Objective:
The data must be written out once more, precisely as given.

Raw data:
—————
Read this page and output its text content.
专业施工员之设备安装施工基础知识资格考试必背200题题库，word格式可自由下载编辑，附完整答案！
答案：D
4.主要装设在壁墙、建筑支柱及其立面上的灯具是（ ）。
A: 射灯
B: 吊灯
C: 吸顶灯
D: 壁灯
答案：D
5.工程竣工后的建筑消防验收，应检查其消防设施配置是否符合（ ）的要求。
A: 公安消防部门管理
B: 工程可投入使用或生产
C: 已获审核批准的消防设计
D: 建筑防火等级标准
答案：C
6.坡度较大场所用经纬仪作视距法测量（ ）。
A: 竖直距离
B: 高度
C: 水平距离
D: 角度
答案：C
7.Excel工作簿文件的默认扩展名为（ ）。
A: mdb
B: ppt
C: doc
—————
Exercise result:
Read this page and output its text content.
专业施工员之设备安装施工基础知识资格考试必背200题题库，word格式可自由下载编辑，附完整答案！
答案：D
4.主要装设在壁墙、建筑支柱及其立面上的灯具是（ ）。
A: 射灯
B: 吊灯
C: 吸顶灯
D: 壁灯
答案：D
5.工程竣工后的建筑消防验收，应检查其消防设施配置是否符合（ ）的要求。
A: 公安消防部门管理
B: 工程可投入使用或生产
C: 已获审核批准的消防设计
D: 建筑防火等级标准
答案：C
6.坡度较大场所用经纬仪作视距法测量（ ）。
A: 竖直距离
B: 高度
C: 水平距离
D: 角度
答案：C
7.Excel工作簿文件的默认扩展名为（ ）。
A: mdb
B: ppt
C: doc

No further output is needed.